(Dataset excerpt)
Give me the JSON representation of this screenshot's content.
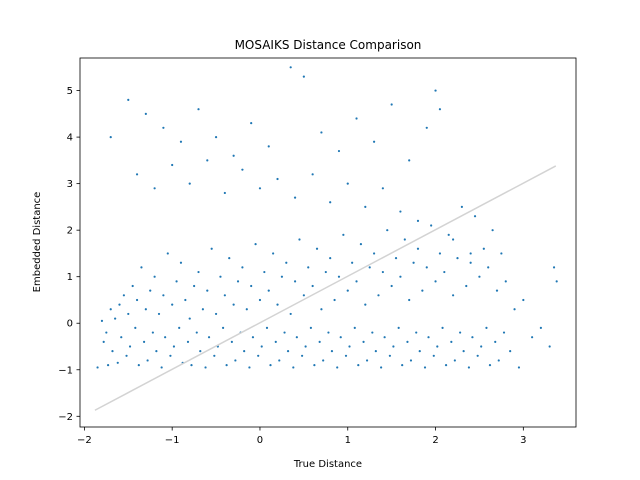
{
  "chart_data": {
    "type": "scatter",
    "title": "MOSAIKS Distance Comparison",
    "xlabel": "True Distance",
    "ylabel": "Embedded Distance",
    "xlim": [
      -2.05,
      3.6
    ],
    "ylim": [
      -2.23,
      5.7
    ],
    "xticks": [
      -2,
      -1,
      0,
      1,
      2,
      3
    ],
    "yticks": [
      -2,
      -1,
      0,
      1,
      2,
      3,
      4,
      5
    ],
    "xtick_labels": [
      "−2",
      "−1",
      "0",
      "1",
      "2",
      "3"
    ],
    "ytick_labels": [
      "−2",
      "−1",
      "0",
      "1",
      "2",
      "3",
      "4",
      "5"
    ],
    "grid": false,
    "legend": "none",
    "series": [
      {
        "kind": "scatter",
        "color": "#1f77b4",
        "points": [
          [
            -1.85,
            -0.95
          ],
          [
            -1.8,
            0.05
          ],
          [
            -1.78,
            -0.4
          ],
          [
            -1.75,
            -0.2
          ],
          [
            -1.73,
            -0.9
          ],
          [
            -1.7,
            0.3
          ],
          [
            -1.68,
            -0.6
          ],
          [
            -1.65,
            0.1
          ],
          [
            -1.62,
            -0.85
          ],
          [
            -1.6,
            0.4
          ],
          [
            -1.58,
            -0.3
          ],
          [
            -1.55,
            0.6
          ],
          [
            -1.52,
            -0.7
          ],
          [
            -1.5,
            0.2
          ],
          [
            -1.48,
            -0.5
          ],
          [
            -1.45,
            0.8
          ],
          [
            -1.42,
            -0.1
          ],
          [
            -1.4,
            0.5
          ],
          [
            -1.38,
            -0.9
          ],
          [
            -1.35,
            1.2
          ],
          [
            -1.32,
            -0.4
          ],
          [
            -1.3,
            0.3
          ],
          [
            -1.28,
            -0.8
          ],
          [
            -1.25,
            0.7
          ],
          [
            -1.22,
            -0.2
          ],
          [
            -1.2,
            1.0
          ],
          [
            -1.18,
            -0.6
          ],
          [
            -1.15,
            0.2
          ],
          [
            -1.12,
            -0.95
          ],
          [
            -1.1,
            0.6
          ],
          [
            -1.08,
            -0.3
          ],
          [
            -1.05,
            1.5
          ],
          [
            -1.02,
            -0.7
          ],
          [
            -1.0,
            0.4
          ],
          [
            -0.98,
            -0.5
          ],
          [
            -0.95,
            0.9
          ],
          [
            -0.92,
            -0.1
          ],
          [
            -0.9,
            1.3
          ],
          [
            -0.88,
            -0.85
          ],
          [
            -0.85,
            0.5
          ],
          [
            -0.82,
            -0.4
          ],
          [
            -0.8,
            0.1
          ],
          [
            -0.78,
            -0.9
          ],
          [
            -0.75,
            0.8
          ],
          [
            -0.72,
            -0.2
          ],
          [
            -0.7,
            1.1
          ],
          [
            -0.68,
            -0.6
          ],
          [
            -0.65,
            0.3
          ],
          [
            -0.62,
            -0.95
          ],
          [
            -0.6,
            0.7
          ],
          [
            -0.58,
            -0.3
          ],
          [
            -0.55,
            1.6
          ],
          [
            -0.52,
            -0.7
          ],
          [
            -0.5,
            0.2
          ],
          [
            -0.48,
            -0.5
          ],
          [
            -0.45,
            1.0
          ],
          [
            -0.42,
            -0.1
          ],
          [
            -0.4,
            0.6
          ],
          [
            -0.38,
            -0.9
          ],
          [
            -0.35,
            1.4
          ],
          [
            -0.32,
            -0.4
          ],
          [
            -0.3,
            0.4
          ],
          [
            -0.28,
            -0.8
          ],
          [
            -0.25,
            0.9
          ],
          [
            -0.22,
            -0.2
          ],
          [
            -0.2,
            1.2
          ],
          [
            -0.18,
            -0.6
          ],
          [
            -0.15,
            0.3
          ],
          [
            -0.12,
            -0.95
          ],
          [
            -0.1,
            0.8
          ],
          [
            -0.08,
            -0.3
          ],
          [
            -0.05,
            1.7
          ],
          [
            -0.02,
            -0.7
          ],
          [
            0.0,
            0.5
          ],
          [
            0.02,
            -0.5
          ],
          [
            0.05,
            1.1
          ],
          [
            0.08,
            -0.1
          ],
          [
            0.1,
            0.7
          ],
          [
            0.12,
            -0.9
          ],
          [
            0.15,
            1.5
          ],
          [
            0.18,
            -0.4
          ],
          [
            0.2,
            0.4
          ],
          [
            0.22,
            -0.8
          ],
          [
            0.25,
            1.0
          ],
          [
            0.28,
            -0.2
          ],
          [
            0.3,
            1.3
          ],
          [
            0.32,
            -0.6
          ],
          [
            0.35,
            0.2
          ],
          [
            0.38,
            -0.95
          ],
          [
            0.4,
            0.9
          ],
          [
            0.42,
            -0.3
          ],
          [
            0.45,
            1.8
          ],
          [
            0.48,
            -0.7
          ],
          [
            0.5,
            0.6
          ],
          [
            0.52,
            -0.5
          ],
          [
            0.55,
            1.2
          ],
          [
            0.58,
            -0.1
          ],
          [
            0.6,
            0.8
          ],
          [
            0.62,
            -0.9
          ],
          [
            0.65,
            1.6
          ],
          [
            0.68,
            -0.4
          ],
          [
            0.7,
            0.3
          ],
          [
            0.72,
            -0.8
          ],
          [
            0.75,
            1.1
          ],
          [
            0.78,
            -0.2
          ],
          [
            0.8,
            1.4
          ],
          [
            0.82,
            -0.6
          ],
          [
            0.85,
            0.5
          ],
          [
            0.88,
            -0.95
          ],
          [
            0.9,
            1.0
          ],
          [
            0.92,
            -0.3
          ],
          [
            0.95,
            1.9
          ],
          [
            0.98,
            -0.7
          ],
          [
            1.0,
            0.7
          ],
          [
            1.02,
            -0.5
          ],
          [
            1.05,
            1.3
          ],
          [
            1.08,
            -0.1
          ],
          [
            1.1,
            0.9
          ],
          [
            1.12,
            -0.9
          ],
          [
            1.15,
            1.7
          ],
          [
            1.18,
            -0.4
          ],
          [
            1.2,
            0.4
          ],
          [
            1.22,
            -0.8
          ],
          [
            1.25,
            1.2
          ],
          [
            1.28,
            -0.2
          ],
          [
            1.3,
            1.5
          ],
          [
            1.32,
            -0.6
          ],
          [
            1.35,
            0.6
          ],
          [
            1.38,
            -0.95
          ],
          [
            1.4,
            1.1
          ],
          [
            1.42,
            -0.3
          ],
          [
            1.45,
            2.0
          ],
          [
            1.48,
            -0.7
          ],
          [
            1.5,
            0.8
          ],
          [
            1.52,
            -0.5
          ],
          [
            1.55,
            1.4
          ],
          [
            1.58,
            -0.1
          ],
          [
            1.6,
            1.0
          ],
          [
            1.62,
            -0.9
          ],
          [
            1.65,
            1.8
          ],
          [
            1.68,
            -0.4
          ],
          [
            1.7,
            0.5
          ],
          [
            1.72,
            -0.8
          ],
          [
            1.75,
            1.3
          ],
          [
            1.78,
            -0.2
          ],
          [
            1.8,
            1.6
          ],
          [
            1.82,
            -0.6
          ],
          [
            1.85,
            0.7
          ],
          [
            1.88,
            -0.95
          ],
          [
            1.9,
            1.2
          ],
          [
            1.92,
            -0.3
          ],
          [
            1.95,
            2.1
          ],
          [
            1.98,
            -0.7
          ],
          [
            2.0,
            0.9
          ],
          [
            2.02,
            -0.5
          ],
          [
            2.05,
            1.5
          ],
          [
            2.08,
            -0.1
          ],
          [
            2.1,
            1.1
          ],
          [
            2.12,
            -0.9
          ],
          [
            2.15,
            1.9
          ],
          [
            2.18,
            -0.4
          ],
          [
            2.2,
            0.6
          ],
          [
            2.22,
            -0.8
          ],
          [
            2.25,
            1.4
          ],
          [
            2.28,
            -0.2
          ],
          [
            2.3,
            2.5
          ],
          [
            2.32,
            -0.6
          ],
          [
            2.35,
            0.8
          ],
          [
            2.38,
            -0.95
          ],
          [
            2.4,
            1.3
          ],
          [
            2.42,
            -0.3
          ],
          [
            2.45,
            2.3
          ],
          [
            2.48,
            -0.7
          ],
          [
            2.5,
            1.0
          ],
          [
            2.52,
            -0.5
          ],
          [
            2.55,
            1.6
          ],
          [
            2.58,
            -0.1
          ],
          [
            2.6,
            1.2
          ],
          [
            2.62,
            -0.9
          ],
          [
            2.65,
            2.0
          ],
          [
            2.68,
            -0.4
          ],
          [
            2.7,
            0.7
          ],
          [
            2.72,
            -0.8
          ],
          [
            2.75,
            1.5
          ],
          [
            2.78,
            -0.2
          ],
          [
            2.8,
            0.9
          ],
          [
            2.85,
            -0.6
          ],
          [
            2.9,
            0.3
          ],
          [
            2.95,
            -0.95
          ],
          [
            3.0,
            0.5
          ],
          [
            3.1,
            -0.3
          ],
          [
            3.2,
            -0.1
          ],
          [
            3.3,
            -0.5
          ],
          [
            3.35,
            1.2
          ],
          [
            3.38,
            0.9
          ],
          [
            -1.5,
            4.8
          ],
          [
            -1.3,
            4.5
          ],
          [
            -1.1,
            4.2
          ],
          [
            -0.9,
            3.9
          ],
          [
            -0.7,
            4.6
          ],
          [
            -0.5,
            4.0
          ],
          [
            -0.3,
            3.6
          ],
          [
            -0.1,
            4.3
          ],
          [
            0.1,
            3.8
          ],
          [
            0.35,
            5.5
          ],
          [
            0.5,
            5.3
          ],
          [
            0.7,
            4.1
          ],
          [
            0.9,
            3.7
          ],
          [
            1.1,
            4.4
          ],
          [
            1.3,
            3.9
          ],
          [
            1.5,
            4.7
          ],
          [
            1.7,
            3.5
          ],
          [
            1.9,
            4.2
          ],
          [
            2.0,
            5.0
          ],
          [
            2.05,
            4.6
          ],
          [
            -1.7,
            4.0
          ],
          [
            -1.4,
            3.2
          ],
          [
            -1.2,
            2.9
          ],
          [
            -1.0,
            3.4
          ],
          [
            -0.8,
            3.0
          ],
          [
            -0.6,
            3.5
          ],
          [
            -0.4,
            2.8
          ],
          [
            -0.2,
            3.3
          ],
          [
            0.0,
            2.9
          ],
          [
            0.2,
            3.1
          ],
          [
            0.4,
            2.7
          ],
          [
            0.6,
            3.2
          ],
          [
            0.8,
            2.6
          ],
          [
            1.0,
            3.0
          ],
          [
            1.2,
            2.5
          ],
          [
            1.4,
            2.9
          ],
          [
            1.6,
            2.4
          ],
          [
            1.8,
            2.2
          ],
          [
            2.2,
            1.8
          ],
          [
            2.4,
            1.5
          ]
        ]
      },
      {
        "kind": "line",
        "color": "#d3d3d3",
        "points": [
          [
            -1.88,
            -1.87
          ],
          [
            3.37,
            3.38
          ]
        ]
      }
    ]
  }
}
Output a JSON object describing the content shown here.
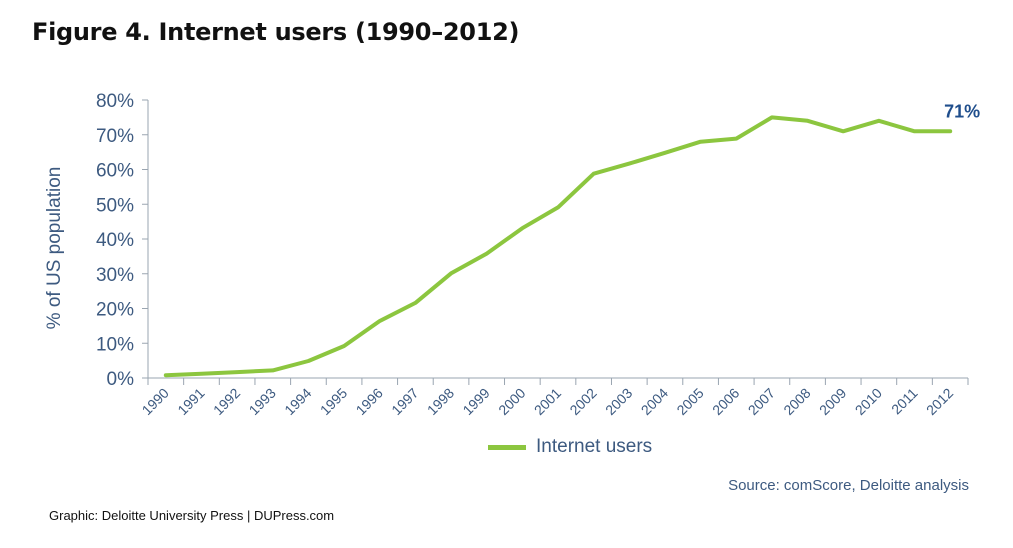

- PROMPT
List all lines where "JSON" occurs.

- RESULT OF THE TASK
Give me the JSON representation of this screenshot's content.
Output a JSON object describing the content shown here.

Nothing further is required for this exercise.